**Written instruction:** Select all lines holding the word "stanice" from the entries that follow.

>> BEGIN Dataset records

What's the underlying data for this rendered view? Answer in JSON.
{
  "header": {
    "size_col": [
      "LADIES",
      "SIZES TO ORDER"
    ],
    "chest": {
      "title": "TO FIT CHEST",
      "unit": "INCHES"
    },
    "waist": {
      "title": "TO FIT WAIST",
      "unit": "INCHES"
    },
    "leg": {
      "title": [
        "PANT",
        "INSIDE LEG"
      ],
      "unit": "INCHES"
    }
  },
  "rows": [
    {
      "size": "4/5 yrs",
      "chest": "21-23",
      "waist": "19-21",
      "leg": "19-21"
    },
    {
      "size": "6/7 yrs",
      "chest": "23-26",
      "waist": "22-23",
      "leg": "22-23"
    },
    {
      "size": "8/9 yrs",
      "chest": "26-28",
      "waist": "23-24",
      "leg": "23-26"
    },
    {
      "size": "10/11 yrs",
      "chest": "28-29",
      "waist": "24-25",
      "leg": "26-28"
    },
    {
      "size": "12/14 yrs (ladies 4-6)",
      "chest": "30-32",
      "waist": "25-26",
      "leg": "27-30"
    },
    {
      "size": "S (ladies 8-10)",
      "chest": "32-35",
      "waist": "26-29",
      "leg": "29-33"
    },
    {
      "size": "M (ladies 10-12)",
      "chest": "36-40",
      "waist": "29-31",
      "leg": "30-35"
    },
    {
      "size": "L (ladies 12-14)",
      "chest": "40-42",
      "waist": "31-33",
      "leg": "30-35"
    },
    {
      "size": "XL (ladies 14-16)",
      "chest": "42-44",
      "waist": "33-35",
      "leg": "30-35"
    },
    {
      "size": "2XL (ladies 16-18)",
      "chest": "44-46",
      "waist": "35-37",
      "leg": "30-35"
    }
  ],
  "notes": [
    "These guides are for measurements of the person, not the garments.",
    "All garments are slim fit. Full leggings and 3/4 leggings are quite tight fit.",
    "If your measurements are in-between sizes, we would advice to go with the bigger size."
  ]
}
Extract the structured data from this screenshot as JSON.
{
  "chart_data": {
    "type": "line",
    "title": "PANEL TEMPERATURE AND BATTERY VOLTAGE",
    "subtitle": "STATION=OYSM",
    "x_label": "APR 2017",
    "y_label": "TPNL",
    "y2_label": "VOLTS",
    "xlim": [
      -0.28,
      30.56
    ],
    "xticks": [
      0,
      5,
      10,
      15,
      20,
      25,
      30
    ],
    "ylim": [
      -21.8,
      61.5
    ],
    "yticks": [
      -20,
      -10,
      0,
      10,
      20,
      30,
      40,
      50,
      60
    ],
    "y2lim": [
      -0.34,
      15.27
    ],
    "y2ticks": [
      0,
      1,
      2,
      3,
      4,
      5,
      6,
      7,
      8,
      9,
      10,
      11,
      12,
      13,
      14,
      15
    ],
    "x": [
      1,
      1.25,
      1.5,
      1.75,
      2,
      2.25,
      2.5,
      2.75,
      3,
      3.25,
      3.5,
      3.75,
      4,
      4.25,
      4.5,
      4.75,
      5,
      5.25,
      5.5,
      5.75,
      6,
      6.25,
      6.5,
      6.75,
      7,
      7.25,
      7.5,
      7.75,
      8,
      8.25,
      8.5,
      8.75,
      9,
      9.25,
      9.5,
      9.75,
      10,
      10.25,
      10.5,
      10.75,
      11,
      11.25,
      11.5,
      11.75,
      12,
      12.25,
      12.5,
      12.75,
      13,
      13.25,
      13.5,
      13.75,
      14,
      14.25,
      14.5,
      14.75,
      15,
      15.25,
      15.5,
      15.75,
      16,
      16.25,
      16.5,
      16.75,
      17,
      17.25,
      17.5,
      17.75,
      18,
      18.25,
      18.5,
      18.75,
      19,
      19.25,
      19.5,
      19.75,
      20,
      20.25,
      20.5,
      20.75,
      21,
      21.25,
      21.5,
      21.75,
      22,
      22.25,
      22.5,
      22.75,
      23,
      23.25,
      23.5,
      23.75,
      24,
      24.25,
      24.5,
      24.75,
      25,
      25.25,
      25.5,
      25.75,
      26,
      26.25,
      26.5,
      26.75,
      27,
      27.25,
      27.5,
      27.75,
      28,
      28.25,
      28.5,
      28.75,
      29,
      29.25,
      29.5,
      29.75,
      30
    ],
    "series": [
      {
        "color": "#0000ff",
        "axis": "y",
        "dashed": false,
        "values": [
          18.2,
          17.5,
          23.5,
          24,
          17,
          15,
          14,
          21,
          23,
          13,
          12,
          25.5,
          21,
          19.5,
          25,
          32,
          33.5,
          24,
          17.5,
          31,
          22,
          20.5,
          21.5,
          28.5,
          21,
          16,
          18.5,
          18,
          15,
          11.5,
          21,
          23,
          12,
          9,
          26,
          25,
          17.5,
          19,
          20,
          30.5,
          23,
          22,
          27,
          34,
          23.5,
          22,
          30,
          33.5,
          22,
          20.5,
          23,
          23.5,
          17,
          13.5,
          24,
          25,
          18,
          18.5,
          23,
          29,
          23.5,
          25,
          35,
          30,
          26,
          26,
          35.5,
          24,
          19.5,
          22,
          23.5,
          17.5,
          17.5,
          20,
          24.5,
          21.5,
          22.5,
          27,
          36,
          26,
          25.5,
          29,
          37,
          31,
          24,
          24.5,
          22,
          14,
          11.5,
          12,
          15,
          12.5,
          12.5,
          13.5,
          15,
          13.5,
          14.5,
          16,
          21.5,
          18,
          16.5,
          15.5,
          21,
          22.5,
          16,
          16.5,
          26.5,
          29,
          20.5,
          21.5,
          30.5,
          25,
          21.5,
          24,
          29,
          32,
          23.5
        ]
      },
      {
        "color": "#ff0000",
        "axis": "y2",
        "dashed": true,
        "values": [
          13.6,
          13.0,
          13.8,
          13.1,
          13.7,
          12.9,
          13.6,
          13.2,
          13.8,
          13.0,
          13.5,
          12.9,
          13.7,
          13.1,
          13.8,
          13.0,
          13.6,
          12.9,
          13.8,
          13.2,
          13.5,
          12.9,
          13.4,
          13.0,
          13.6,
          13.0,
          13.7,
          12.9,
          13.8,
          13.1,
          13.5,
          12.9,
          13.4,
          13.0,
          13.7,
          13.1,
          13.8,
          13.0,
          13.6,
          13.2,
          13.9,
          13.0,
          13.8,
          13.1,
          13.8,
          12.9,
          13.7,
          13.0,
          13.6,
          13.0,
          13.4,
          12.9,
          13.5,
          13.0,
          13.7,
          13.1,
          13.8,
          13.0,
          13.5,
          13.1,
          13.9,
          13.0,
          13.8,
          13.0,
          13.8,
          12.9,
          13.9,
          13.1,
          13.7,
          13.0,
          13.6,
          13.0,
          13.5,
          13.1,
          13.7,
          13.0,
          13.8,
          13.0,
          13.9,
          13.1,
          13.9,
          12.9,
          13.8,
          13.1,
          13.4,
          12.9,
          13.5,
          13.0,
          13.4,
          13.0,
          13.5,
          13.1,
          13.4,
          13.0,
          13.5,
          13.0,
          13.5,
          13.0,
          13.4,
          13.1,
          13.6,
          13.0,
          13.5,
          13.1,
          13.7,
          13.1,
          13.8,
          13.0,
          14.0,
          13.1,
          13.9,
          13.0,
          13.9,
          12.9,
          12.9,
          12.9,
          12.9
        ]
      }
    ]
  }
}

>> END Dataset records
>> BEGIN Dataset records

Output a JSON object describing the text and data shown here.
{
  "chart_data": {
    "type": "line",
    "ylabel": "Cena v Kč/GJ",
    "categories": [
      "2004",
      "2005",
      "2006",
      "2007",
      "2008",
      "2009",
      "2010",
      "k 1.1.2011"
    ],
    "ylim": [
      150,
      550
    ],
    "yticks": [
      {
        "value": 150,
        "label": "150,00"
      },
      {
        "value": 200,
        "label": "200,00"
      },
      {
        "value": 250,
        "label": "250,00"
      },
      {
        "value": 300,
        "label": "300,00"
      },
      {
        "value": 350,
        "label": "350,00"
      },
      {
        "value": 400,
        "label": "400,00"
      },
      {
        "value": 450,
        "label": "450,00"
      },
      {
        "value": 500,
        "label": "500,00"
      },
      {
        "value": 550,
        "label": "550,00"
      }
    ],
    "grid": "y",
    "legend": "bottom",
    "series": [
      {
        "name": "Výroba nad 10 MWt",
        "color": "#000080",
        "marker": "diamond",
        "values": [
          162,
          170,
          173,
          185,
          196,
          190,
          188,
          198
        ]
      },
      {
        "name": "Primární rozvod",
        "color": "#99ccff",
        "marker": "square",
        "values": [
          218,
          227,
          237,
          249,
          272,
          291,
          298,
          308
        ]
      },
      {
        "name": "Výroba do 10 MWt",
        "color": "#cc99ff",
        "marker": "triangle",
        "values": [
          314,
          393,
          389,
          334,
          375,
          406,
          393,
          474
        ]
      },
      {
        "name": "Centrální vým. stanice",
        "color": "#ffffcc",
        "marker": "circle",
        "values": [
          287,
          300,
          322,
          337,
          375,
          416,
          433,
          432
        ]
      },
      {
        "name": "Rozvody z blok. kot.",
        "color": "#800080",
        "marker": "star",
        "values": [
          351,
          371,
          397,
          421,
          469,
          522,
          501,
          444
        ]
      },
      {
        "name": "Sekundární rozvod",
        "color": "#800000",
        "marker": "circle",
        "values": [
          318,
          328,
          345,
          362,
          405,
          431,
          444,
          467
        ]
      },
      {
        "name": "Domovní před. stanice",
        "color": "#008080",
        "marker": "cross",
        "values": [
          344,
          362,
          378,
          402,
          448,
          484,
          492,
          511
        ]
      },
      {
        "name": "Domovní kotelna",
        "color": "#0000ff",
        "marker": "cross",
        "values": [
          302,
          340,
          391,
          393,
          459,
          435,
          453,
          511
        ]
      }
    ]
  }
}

>> END Dataset records
>> BEGIN Dataset records

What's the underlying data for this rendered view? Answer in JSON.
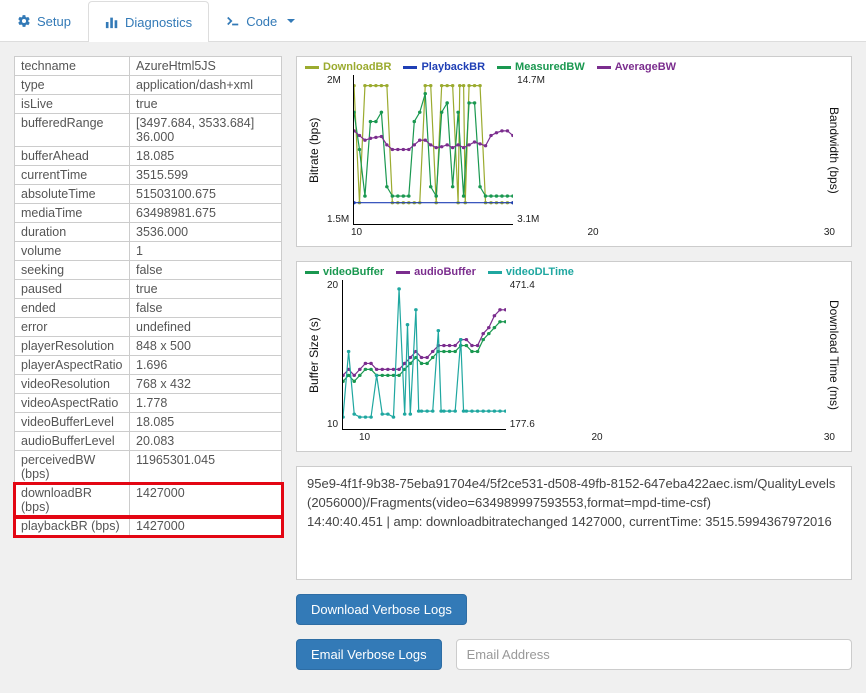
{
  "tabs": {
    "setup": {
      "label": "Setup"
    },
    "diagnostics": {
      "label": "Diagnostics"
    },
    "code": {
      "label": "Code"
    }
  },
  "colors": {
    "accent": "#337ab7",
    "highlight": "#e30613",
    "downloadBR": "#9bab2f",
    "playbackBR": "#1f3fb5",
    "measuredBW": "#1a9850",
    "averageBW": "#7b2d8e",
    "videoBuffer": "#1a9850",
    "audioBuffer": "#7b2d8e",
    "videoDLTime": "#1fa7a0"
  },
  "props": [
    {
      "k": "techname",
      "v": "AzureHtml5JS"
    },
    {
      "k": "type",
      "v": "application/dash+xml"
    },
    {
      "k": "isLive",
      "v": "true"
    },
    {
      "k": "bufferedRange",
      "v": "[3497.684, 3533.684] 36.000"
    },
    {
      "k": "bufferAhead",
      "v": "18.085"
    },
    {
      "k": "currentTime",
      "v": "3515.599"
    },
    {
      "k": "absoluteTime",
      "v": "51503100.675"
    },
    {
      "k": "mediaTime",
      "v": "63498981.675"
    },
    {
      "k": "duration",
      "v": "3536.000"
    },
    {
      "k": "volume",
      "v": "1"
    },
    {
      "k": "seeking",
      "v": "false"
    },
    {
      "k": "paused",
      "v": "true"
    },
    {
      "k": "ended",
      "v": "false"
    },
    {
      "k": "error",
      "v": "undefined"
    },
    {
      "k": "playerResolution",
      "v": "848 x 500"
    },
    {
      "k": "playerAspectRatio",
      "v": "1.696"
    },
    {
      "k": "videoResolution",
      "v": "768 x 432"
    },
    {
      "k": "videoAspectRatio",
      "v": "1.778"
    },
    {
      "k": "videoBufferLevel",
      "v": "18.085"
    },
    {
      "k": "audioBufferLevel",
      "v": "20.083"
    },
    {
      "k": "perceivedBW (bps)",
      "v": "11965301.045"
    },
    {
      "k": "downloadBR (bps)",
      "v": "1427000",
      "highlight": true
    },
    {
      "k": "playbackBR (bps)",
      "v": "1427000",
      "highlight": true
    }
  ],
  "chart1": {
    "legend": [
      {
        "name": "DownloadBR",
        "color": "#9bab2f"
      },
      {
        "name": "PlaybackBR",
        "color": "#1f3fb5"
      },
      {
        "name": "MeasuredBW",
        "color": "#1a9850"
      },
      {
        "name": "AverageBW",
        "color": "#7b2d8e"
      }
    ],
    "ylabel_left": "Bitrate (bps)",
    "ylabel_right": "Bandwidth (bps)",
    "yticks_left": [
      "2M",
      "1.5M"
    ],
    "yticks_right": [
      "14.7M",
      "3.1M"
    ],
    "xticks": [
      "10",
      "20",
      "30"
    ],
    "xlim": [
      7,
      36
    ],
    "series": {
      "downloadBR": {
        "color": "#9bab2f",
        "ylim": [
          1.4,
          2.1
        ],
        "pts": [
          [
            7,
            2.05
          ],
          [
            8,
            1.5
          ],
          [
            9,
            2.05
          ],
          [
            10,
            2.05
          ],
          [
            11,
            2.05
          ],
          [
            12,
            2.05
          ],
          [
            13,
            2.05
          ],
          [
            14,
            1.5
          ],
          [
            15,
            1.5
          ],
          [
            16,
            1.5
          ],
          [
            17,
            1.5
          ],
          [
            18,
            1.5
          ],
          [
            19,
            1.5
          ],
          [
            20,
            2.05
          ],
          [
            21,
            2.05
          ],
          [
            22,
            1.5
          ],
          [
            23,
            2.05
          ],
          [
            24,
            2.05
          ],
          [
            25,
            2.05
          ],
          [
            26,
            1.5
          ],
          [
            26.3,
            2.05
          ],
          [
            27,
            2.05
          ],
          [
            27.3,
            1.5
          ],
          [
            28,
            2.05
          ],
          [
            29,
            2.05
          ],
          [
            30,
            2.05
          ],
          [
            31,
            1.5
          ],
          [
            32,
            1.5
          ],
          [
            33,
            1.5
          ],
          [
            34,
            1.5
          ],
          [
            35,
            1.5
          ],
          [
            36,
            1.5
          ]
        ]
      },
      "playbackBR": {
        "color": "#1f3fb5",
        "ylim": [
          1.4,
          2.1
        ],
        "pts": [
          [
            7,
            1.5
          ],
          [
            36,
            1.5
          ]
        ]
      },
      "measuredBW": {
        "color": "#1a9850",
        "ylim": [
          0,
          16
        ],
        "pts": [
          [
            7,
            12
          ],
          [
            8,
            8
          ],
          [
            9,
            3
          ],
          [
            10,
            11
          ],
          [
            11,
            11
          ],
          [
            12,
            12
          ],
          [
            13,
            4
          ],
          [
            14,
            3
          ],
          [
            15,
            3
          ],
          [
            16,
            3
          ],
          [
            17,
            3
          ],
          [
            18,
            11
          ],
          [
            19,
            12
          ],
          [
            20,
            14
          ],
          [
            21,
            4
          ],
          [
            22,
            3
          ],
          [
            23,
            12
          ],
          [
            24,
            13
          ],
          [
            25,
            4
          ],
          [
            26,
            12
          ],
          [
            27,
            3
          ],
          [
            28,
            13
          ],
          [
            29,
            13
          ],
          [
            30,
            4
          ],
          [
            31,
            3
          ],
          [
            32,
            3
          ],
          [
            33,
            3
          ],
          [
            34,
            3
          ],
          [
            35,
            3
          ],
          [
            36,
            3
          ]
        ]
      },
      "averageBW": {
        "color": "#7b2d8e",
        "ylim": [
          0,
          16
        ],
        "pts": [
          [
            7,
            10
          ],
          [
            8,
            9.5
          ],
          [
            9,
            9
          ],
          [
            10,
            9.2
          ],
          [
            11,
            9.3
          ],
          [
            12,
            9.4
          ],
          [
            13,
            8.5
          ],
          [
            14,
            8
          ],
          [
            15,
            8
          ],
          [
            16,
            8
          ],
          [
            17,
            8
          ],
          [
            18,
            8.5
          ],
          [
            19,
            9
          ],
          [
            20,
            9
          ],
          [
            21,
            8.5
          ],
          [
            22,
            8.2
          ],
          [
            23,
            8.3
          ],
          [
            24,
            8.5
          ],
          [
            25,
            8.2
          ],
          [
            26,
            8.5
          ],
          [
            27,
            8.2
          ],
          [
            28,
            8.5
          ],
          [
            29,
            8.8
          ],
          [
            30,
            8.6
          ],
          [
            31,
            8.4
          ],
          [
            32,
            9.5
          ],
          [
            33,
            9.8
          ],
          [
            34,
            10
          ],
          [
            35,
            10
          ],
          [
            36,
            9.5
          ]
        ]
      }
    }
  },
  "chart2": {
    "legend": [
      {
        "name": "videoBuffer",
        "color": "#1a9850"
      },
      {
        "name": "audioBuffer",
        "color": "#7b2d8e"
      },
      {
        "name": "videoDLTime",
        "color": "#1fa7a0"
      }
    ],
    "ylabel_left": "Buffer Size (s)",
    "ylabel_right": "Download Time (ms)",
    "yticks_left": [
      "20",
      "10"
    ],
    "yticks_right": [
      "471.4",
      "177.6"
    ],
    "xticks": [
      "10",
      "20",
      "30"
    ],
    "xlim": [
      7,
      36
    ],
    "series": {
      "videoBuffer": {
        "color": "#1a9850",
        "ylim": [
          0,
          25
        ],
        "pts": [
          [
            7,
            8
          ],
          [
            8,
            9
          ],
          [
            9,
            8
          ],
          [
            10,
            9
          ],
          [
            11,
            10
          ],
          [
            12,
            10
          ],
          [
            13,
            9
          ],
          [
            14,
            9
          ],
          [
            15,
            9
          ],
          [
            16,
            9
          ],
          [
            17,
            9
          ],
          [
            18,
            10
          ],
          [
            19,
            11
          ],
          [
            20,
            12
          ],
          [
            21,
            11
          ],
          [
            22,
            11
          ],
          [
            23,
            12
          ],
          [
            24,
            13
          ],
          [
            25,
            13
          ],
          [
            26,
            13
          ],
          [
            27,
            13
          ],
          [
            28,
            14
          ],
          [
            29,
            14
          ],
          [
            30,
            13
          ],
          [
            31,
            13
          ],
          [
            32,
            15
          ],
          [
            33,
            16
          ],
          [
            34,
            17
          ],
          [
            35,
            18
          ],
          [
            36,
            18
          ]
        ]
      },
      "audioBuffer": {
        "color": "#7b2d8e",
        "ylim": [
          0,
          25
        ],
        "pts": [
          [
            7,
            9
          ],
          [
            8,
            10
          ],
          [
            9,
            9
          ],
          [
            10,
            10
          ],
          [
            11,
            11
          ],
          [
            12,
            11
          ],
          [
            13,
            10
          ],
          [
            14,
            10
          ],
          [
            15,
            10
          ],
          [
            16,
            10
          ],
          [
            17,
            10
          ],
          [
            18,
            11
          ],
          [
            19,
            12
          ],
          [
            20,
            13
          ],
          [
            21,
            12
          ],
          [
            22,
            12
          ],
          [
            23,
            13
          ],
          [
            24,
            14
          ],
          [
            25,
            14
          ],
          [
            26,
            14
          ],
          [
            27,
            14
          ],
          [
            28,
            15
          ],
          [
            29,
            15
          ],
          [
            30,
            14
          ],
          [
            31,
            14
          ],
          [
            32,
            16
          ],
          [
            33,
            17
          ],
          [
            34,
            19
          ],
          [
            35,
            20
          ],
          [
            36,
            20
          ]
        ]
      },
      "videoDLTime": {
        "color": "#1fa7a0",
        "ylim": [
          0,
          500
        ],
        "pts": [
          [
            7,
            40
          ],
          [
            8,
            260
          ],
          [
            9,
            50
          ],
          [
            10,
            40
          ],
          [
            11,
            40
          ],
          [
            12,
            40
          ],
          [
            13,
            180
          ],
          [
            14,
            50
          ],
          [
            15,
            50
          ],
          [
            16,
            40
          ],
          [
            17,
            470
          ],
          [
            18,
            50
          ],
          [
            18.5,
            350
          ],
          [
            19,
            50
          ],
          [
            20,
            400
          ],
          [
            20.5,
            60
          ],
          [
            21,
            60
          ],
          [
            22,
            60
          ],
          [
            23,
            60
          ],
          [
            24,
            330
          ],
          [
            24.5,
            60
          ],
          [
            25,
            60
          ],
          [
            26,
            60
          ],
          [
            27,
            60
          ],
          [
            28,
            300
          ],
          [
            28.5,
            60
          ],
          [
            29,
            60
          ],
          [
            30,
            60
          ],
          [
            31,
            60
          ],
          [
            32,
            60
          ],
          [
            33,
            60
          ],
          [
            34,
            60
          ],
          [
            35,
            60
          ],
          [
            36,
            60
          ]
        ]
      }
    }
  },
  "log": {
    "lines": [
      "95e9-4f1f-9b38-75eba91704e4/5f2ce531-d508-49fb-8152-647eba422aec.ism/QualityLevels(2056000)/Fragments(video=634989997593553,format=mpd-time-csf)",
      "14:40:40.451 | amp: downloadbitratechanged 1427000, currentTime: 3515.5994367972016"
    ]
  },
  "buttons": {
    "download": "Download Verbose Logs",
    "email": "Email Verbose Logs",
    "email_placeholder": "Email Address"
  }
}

>> END Dataset records

**Solution:**
        "name": "Centrální vým. stanice",
        "name": "Domovní před. stanice",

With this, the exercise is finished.